## Given exercise:
What follows is a listing; restate every line of it word for word.
## BEGIN Given records
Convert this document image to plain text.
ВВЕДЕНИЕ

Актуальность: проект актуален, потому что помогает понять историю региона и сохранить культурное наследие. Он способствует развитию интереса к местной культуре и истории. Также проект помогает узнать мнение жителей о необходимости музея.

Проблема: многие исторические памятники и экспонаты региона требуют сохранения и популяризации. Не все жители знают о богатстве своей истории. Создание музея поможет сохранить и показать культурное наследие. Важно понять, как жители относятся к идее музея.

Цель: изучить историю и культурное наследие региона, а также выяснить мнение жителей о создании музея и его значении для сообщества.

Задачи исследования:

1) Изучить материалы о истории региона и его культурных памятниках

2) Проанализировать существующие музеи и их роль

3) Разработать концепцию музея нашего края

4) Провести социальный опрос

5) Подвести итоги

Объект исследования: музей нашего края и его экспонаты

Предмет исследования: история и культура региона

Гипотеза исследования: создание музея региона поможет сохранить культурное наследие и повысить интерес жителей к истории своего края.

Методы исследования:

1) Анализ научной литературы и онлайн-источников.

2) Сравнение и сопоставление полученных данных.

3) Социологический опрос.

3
## END Given records
## Written reply:
Convert this document image to plain text.
ВВЕДЕНИЕ

Актуальность: проект актуален, потому что помогает понять историю региона и сохранить культурное наследие. Он способствует развитию интереса к местной культуре и истории. Также проект помогает узнать мнение жителей о необходимости музея.

Проблема: многие исторические памятники и экспонаты региона требуют сохранения и популяризации. Не все жители знают о богатстве своей истории. Создание музея поможет сохранить и показать культурное наследие. Важно понять, как жители относятся к идее музея.

Цель: изучить историю и культурное наследие региона, а также выяснить мнение жителей о создании музея и его значении для сообщества.

Задачи исследования:

1) Изучить материалы о истории региона и его культурных памятниках

2) Проанализировать существующие музеи и их роль

3) Разработать концепцию музея нашего края

4) Провести социальный опрос

5) Подвести итоги

Объект исследования: музей нашего края и его экспонаты

Предмет исследования: история и культура региона

Гипотеза исследования: создание музея региона поможет сохранить культурное наследие и повысить интерес жителей к истории своего края.

Методы исследования:

1) Анализ научной литературы и онлайн-источников.

2) Сравнение и сопоставление полученных данных.

3) Социологический опрос.

3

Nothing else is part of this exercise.